→ **Given problem**: Please report every line from the material that contains the word "marker".

## start Input records

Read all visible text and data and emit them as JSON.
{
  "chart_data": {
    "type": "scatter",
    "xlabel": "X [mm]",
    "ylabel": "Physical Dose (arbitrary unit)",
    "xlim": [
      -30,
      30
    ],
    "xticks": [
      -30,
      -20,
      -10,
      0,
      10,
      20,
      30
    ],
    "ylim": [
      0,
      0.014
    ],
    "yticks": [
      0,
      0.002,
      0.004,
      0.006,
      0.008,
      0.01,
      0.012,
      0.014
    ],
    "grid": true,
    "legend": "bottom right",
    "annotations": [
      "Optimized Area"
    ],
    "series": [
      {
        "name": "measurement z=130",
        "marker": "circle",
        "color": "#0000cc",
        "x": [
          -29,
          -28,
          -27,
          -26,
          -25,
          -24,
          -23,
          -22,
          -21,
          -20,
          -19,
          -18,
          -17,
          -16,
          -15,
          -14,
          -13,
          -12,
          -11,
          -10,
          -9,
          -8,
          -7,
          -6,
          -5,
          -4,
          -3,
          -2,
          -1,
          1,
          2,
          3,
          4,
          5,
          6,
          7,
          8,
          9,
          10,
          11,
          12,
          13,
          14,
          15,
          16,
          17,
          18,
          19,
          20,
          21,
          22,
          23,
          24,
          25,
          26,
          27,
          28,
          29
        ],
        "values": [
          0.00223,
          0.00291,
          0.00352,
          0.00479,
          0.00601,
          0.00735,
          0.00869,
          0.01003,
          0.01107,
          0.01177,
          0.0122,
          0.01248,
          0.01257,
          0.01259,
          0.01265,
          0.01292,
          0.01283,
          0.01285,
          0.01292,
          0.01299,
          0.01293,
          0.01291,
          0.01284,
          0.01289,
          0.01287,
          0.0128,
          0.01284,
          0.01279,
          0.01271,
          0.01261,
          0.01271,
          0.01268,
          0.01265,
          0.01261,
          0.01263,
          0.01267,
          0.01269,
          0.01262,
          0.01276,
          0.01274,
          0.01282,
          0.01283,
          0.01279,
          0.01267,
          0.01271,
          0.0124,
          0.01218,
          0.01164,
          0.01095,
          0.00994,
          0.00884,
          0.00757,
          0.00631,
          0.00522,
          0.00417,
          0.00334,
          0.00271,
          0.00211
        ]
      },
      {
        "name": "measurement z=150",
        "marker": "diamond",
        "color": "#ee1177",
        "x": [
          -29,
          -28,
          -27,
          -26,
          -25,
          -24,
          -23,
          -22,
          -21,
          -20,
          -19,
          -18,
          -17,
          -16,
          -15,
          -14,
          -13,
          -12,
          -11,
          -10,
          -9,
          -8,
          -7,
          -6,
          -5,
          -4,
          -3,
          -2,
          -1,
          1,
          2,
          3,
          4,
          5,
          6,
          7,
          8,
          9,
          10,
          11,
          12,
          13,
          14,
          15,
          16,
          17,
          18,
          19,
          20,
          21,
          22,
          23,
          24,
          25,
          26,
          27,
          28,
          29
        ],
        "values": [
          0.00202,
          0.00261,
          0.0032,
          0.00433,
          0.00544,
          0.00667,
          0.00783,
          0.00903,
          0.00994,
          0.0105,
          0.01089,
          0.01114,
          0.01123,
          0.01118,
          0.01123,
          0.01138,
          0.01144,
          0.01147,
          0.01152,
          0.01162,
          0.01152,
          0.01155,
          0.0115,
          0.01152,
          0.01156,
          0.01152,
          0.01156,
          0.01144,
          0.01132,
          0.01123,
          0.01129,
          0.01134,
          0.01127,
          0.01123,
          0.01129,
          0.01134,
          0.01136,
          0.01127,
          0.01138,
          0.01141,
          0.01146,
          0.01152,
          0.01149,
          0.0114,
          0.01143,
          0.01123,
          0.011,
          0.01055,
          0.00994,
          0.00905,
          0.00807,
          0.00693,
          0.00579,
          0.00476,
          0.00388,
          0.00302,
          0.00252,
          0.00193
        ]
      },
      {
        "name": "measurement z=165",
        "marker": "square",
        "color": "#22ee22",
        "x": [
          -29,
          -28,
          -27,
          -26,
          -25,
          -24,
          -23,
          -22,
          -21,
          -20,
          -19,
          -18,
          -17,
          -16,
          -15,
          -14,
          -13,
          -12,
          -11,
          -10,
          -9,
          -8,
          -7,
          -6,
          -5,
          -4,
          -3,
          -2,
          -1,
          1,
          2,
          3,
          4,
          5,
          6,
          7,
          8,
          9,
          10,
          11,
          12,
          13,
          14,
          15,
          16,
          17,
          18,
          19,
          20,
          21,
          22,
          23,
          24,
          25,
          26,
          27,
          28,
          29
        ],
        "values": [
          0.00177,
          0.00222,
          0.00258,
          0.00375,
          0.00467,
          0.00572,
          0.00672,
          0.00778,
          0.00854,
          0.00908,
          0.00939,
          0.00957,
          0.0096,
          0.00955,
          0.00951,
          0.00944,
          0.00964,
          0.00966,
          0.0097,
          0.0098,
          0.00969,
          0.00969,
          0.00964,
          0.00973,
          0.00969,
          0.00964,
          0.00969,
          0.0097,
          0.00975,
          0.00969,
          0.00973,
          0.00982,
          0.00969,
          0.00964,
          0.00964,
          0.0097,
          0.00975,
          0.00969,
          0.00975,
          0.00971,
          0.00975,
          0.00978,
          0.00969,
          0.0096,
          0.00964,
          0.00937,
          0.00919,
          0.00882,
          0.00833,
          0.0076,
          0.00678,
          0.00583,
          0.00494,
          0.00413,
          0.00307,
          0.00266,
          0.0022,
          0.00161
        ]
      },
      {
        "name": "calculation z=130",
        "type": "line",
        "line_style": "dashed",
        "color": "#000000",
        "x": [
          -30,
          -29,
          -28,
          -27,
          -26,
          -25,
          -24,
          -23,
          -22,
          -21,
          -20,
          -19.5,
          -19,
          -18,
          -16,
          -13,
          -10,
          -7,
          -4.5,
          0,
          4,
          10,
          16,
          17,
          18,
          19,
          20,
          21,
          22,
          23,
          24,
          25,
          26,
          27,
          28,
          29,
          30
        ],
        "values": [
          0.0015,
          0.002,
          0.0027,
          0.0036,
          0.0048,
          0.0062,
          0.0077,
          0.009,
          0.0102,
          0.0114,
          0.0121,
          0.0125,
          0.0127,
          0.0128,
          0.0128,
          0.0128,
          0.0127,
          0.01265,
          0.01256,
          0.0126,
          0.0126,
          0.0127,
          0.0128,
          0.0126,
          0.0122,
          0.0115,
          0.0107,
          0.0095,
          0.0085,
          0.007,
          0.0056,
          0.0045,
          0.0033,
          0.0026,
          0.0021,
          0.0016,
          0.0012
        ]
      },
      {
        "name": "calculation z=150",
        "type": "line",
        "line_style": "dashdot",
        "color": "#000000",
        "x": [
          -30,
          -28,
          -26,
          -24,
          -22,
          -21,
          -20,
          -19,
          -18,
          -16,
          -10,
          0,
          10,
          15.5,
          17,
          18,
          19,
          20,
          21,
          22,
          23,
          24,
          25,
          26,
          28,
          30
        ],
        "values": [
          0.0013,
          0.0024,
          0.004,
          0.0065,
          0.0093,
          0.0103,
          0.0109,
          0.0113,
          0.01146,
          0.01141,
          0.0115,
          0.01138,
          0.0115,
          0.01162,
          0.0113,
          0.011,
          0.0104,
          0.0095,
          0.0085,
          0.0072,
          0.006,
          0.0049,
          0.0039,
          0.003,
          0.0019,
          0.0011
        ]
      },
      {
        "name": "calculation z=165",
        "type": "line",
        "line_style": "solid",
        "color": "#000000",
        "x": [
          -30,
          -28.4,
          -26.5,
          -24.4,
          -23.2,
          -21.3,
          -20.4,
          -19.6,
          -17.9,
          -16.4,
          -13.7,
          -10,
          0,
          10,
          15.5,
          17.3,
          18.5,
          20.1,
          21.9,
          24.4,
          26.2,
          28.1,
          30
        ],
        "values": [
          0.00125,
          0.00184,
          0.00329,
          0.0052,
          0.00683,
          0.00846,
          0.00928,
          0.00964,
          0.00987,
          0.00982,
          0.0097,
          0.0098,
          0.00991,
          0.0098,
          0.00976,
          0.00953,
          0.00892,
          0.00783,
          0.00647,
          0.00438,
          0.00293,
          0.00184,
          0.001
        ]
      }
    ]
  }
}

## end Input records

→ **Final answer**:
        "marker": "circle",
        "marker": "diamond",
        "marker": "square",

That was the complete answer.